TASK INSTRUCTIONS — Give a verbatim copy of the lines below, minus the pictures.

--

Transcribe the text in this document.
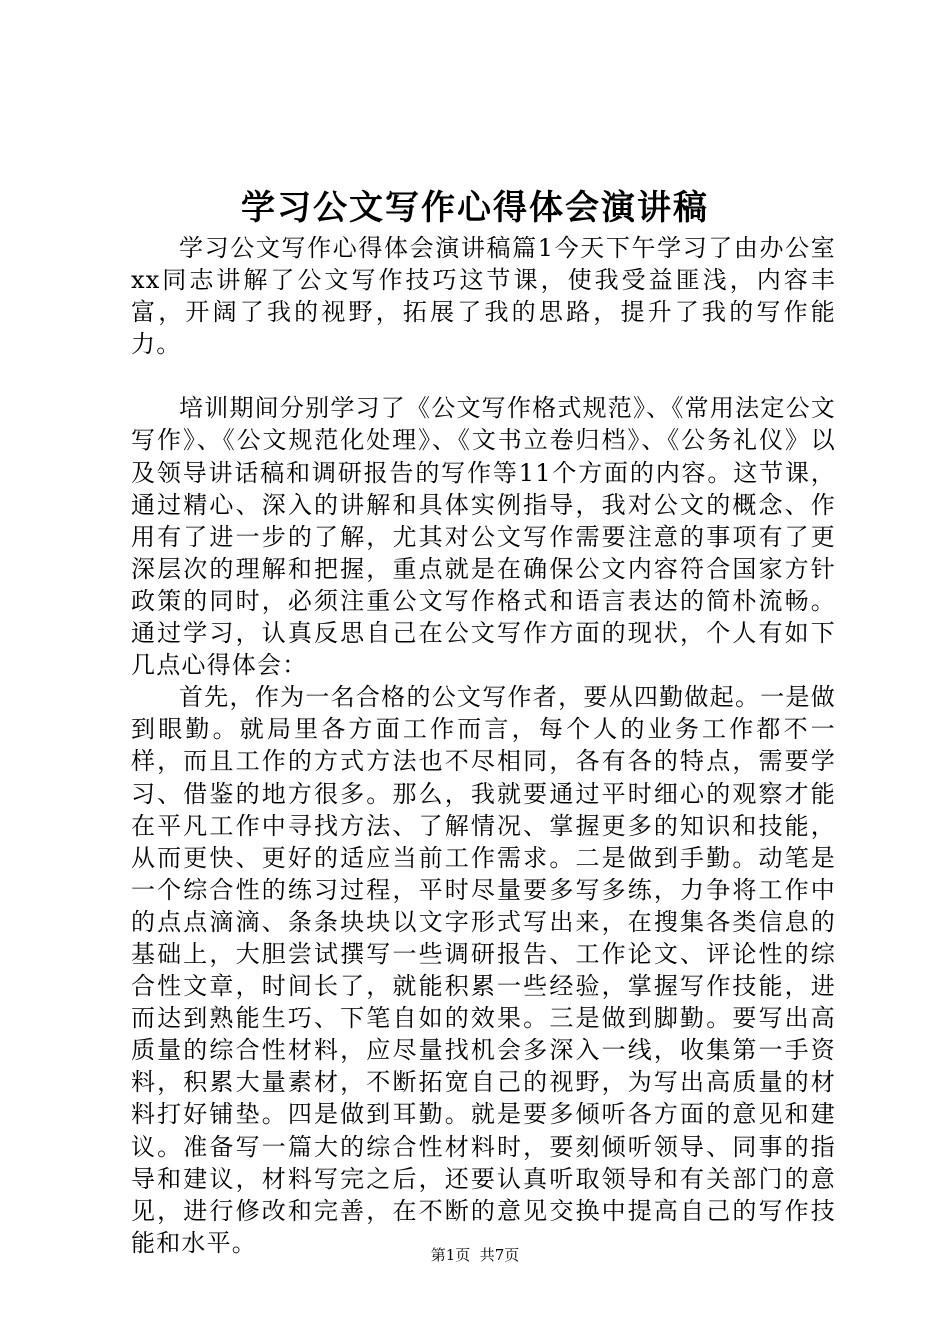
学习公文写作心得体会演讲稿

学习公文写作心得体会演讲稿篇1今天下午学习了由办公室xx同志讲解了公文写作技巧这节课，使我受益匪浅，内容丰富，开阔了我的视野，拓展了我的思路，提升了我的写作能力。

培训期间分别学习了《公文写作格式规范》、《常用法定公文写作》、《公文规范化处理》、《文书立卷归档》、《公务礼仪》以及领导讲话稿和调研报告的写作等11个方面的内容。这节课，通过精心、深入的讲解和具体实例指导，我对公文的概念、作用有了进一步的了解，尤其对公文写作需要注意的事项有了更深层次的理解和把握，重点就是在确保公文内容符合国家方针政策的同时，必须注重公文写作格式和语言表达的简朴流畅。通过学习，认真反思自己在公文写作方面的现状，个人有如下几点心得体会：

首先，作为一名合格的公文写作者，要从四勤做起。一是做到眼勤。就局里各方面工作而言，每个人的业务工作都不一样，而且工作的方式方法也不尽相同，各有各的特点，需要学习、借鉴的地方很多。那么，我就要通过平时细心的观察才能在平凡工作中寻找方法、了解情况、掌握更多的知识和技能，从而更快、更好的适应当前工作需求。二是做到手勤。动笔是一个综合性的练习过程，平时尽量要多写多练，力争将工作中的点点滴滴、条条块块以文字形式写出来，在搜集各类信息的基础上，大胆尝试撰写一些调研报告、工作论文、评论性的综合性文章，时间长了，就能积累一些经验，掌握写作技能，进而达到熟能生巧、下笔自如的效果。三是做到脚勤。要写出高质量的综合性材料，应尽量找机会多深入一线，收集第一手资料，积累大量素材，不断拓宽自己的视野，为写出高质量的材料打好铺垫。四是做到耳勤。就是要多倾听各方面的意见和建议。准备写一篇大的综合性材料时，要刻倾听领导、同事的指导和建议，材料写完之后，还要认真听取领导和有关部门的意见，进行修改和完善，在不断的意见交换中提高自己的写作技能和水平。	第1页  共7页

--

FINAL ANSWER —
Transcribe the text in this document.
学习公文写作心得体会演讲稿

学习公文写作心得体会演讲稿篇1今天下午学习了由办公室xx同志讲解了公文写作技巧这节课，使我受益匪浅，内容丰富，开阔了我的视野，拓展了我的思路，提升了我的写作能力。

培训期间分别学习了《公文写作格式规范》、《常用法定公文写作》、《公文规范化处理》、《文书立卷归档》、《公务礼仪》以及领导讲话稿和调研报告的写作等11个方面的内容。这节课，通过精心、深入的讲解和具体实例指导，我对公文的概念、作用有了进一步的了解，尤其对公文写作需要注意的事项有了更深层次的理解和把握，重点就是在确保公文内容符合国家方针政策的同时，必须注重公文写作格式和语言表达的简朴流畅。通过学习，认真反思自己在公文写作方面的现状，个人有如下几点心得体会：

首先，作为一名合格的公文写作者，要从四勤做起。一是做到眼勤。就局里各方面工作而言，每个人的业务工作都不一样，而且工作的方式方法也不尽相同，各有各的特点，需要学习、借鉴的地方很多。那么，我就要通过平时细心的观察才能在平凡工作中寻找方法、了解情况、掌握更多的知识和技能，从而更快、更好的适应当前工作需求。二是做到手勤。动笔是一个综合性的练习过程，平时尽量要多写多练，力争将工作中的点点滴滴、条条块块以文字形式写出来，在搜集各类信息的基础上，大胆尝试撰写一些调研报告、工作论文、评论性的综合性文章，时间长了，就能积累一些经验，掌握写作技能，进而达到熟能生巧、下笔自如的效果。三是做到脚勤。要写出高质量的综合性材料，应尽量找机会多深入一线，收集第一手资料，积累大量素材，不断拓宽自己的视野，为写出高质量的材料打好铺垫。四是做到耳勤。就是要多倾听各方面的意见和建议。准备写一篇大的综合性材料时，要刻倾听领导、同事的指导和建议，材料写完之后，还要认真听取领导和有关部门的意见，进行修改和完善，在不断的意见交换中提高自己的写作技能和水平。	第1页  共7页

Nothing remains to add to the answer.